**TRECHO DE ORIGEM:**
━━━━
Fazer o bem sem ostentação.
1. Tende
cuidado em não praticar as boas obras diante dos homens, para serem
vistas, pois, do contrário, não recebereis recompensa de vosso Pai que
está nos céus. — Assim, quando derdes esmola, não trombeteeis, como
fazem os hipócritas nas sinagogas e nas ruas, para serem louvados pelos
homens. Digo-vos, em verdade, que eles
já receberam sua recompensa. — Quando derdes esmola, não saiba a vossa mão esquerda o que faz a vossa mão direita; — a fim de que a esmola fique em segredo, e vosso Pai, que vê o que se passa em segredo, vos recompensará. (S. Mateus, 6:1 a 4.)
2. Tendo
Jesus descido do monte, grande multidão o seguiu. — Ao mesmo tempo, um
leproso veio ao seu encontro e o adorou, dizendo: Senhor, se quiseres,
poderás curar-me. — Jesus, estendendo a mão, o tocou e disse: Quero-o,
fica curado; no mesmo instante desapareceu a lepra. — Disse-lhe então
Jesus:
abstém-te de falar disto a quem quer que seja; mas, vai mostrar-te aos sacerdotes e oferece o dom prescrito por Moisés, a fim de que lhes sirva de prova. (S. Mateus, 8:1 a 4.)
3. Em fazer o bem sem
ostentação há grande mérito; ainda mais meritório é ocultar a mão que
dá; constitui marca incontestável de grande superioridade moral,
porquanto, para encarar as coisas de mais alto do que o faz o vulgo,
mister se torna abstrair da vida presente e identificar-se com a vida
futura; numa palavra, colocar-se acima da humanidade, para renunciar à
satisfação que advém do testemunho dos homens e esperar a aprovação de
Deus. Aquele que prefere ao de Deus o sufrágio dos homens prova que mais
fé deposita nestes do que na Divindade e que mais valor dá à vida
presente do que à futura. Se diz o contrário, procede como se não cresse
no que diz.
Quantos há que só dão na esperança de que o que
recebe irá bradar por toda a parte o benefício recebido! Quantos os que,
de público, dão grandes somas e que, entretanto, às ocultas, não dariam
uma só moeda! Foi por isso que Jesus declarou: “Os que fazem o bem
ostentosamente já receberam sua recompensa.” Com efeito, aquele que
procura a sua própria glorificação na Terra, pelo bem que pratica, já se
pagou a si mesmo; Deus nada mais lhe deve; só lhe resta receber a
punição do seu orgulho.
━━━━
**EXERCÍCIO ESCRITO 1:** Transcreva sem alterações as linhas das entradas, começando pela que contém "current arrow i_oc (down) — [90, 20, 92, 32]" e terminando na que contém "wire feedback top rail right", ambas incluídas.

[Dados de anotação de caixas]
━━━━
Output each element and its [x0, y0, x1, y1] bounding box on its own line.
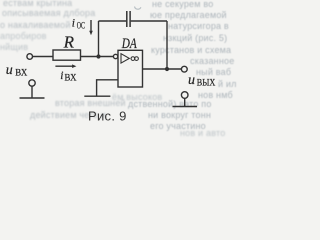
current arrow i_oc (down) — [90, 20, 92, 32]
svg-text:u: u — [188, 73, 195, 88]
bleed-through / neighbouring page text (decorative background) — [3, 0, 72, 8]
op-amp triangle symbol — [121, 54, 129, 63]
lower left common terminal — [29, 80, 35, 86]
input terminal (upper left) — [27, 54, 33, 60]
svg-text:i: i — [72, 17, 75, 29]
svg-text:i: i — [60, 70, 63, 82]
svg-text:R: R — [63, 33, 75, 52]
op-amp DA box — [118, 50, 143, 87]
svg-text:DA: DA — [121, 36, 137, 52]
capacitor C (feedback) — [127, 11, 130, 27]
stem lower right terminal — [184, 98, 186, 106]
wire op-amp output — [143, 68, 182, 70]
svg-text:ОС: ОС — [77, 21, 85, 31]
node dot (inverting input junction) — [96, 54, 100, 58]
lower right common terminal — [181, 92, 188, 99]
wire feedback top rail right — [131, 20, 167, 22]
output terminal (upper right) — [181, 66, 187, 72]
faint C smudge above capacitor — [135, 7, 141, 10]
svg-text:ВХ: ВХ — [65, 73, 77, 83]
svg-text:ВХ: ВХ — [15, 67, 27, 77]
svg-text:ВЫХ: ВЫХ — [197, 78, 216, 88]
current arrow i_vx (right, under resistor) — [55, 65, 73, 67]
wire feedback top rail left — [99, 20, 127, 22]
op-amp infinity symbol — [131, 57, 135, 61]
wire op-amp non-inverting input to ground — [97, 80, 118, 96]
wire feedback vertical right — [166, 21, 168, 69]
ground bar (op-amp non-inverting input) — [84, 95, 110, 97]
wire resistor to op-amp inverting input — [81, 56, 114, 58]
wire feedback vertical left — [98, 21, 100, 57]
resistor R — [53, 50, 81, 60]
op-amp inverting input bubble — [113, 54, 117, 58]
svg-text:Рис. 9: Рис. 9 — [88, 109, 127, 124]
svg-text:u: u — [6, 63, 13, 78]
common bar left — [20, 97, 45, 99]
node dot (output junction) — [165, 67, 169, 71]
wire input terminal to resistor — [33, 56, 53, 58]
common bar right — [173, 106, 198, 108]
stem lower left terminal — [31, 86, 33, 98]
━━━━
**EXERCÍCIO ESCRITO 2:** Prossiga o texto sobre fazer o bem sem ostentação a partir do ponto em que ele termina.

**RESPOSTA 1:**
current arrow i_oc (down) — [90, 20, 92, 32]
svg-text:u: u — [188, 73, 195, 88]
bleed-through / neighbouring page text (decorative background) — [3, 0, 72, 8]
op-amp triangle symbol — [121, 54, 129, 63]
lower left common terminal — [29, 80, 35, 86]
input terminal (upper left) — [27, 54, 33, 60]
svg-text:i: i — [72, 17, 75, 29]
svg-text:i: i — [60, 70, 63, 82]
svg-text:R: R — [63, 33, 75, 52]
op-amp DA box — [118, 50, 143, 87]
svg-text:DA: DA — [121, 36, 137, 52]
capacitor C (feedback) — [127, 11, 130, 27]
stem lower right terminal — [184, 98, 186, 106]
wire op-amp output — [143, 68, 182, 70]
svg-text:ОС: ОС — [77, 21, 85, 31]
node dot (inverting input junction) — [96, 54, 100, 58]
lower right common terminal — [181, 92, 188, 99]
wire feedback top rail right — [131, 20, 167, 22]

**RESPOSTA 2:**
Não saber a mão esquerda o que dá a mão direita é
uma imagem que caracteriza admiravelmente a beneficência modesta. Mas,
se há a modéstia real, também há a falsa modéstia, o simulacro da
modéstia. Há pessoas que ocultam a mão que dá, tendo, porém, o cuidado
de deixar aparecer um pedacinho, olhando em volta para verificar se
alguém não o terá visto ocultá-la. Indigna paródia das máximas do
Cristo! Se os benfeitores orgulhosos são depreciados entre os homens,
que não será perante Deus? Também esses já receberam na Terra sua
recompensa. Foram vistos; estão satisfeitos por terem sido vistos. É
tudo o que terão.
E qual poderá ser a recompensa do que faz
pesar os seus benefícios sobre aquele que os recebe, que lhe impõe, de
certo modo, testemunhos de reconhecimento, que lhe faz sentir a sua
posição, exaltando o preço dos sacrifícios a que se vota para
beneficiá-lo? Oh! para esse, nem mesmo a recompensa terrestre existe,
porquanto ele se vê privado da grata satisfação de ouvir bendizer-lhe do
nome e é esse o primeiro castigo do seu orgulho. As lágrimas que seca
por vaidade, em vez de subirem ao Céu, recaíram sobre o coração do
aflito e o ulceraram. Do bem que praticou nenhum proveito lhe resulta,
pois que ele o deplora, e todo benefício deplorado é moeda falsa e sem
valor.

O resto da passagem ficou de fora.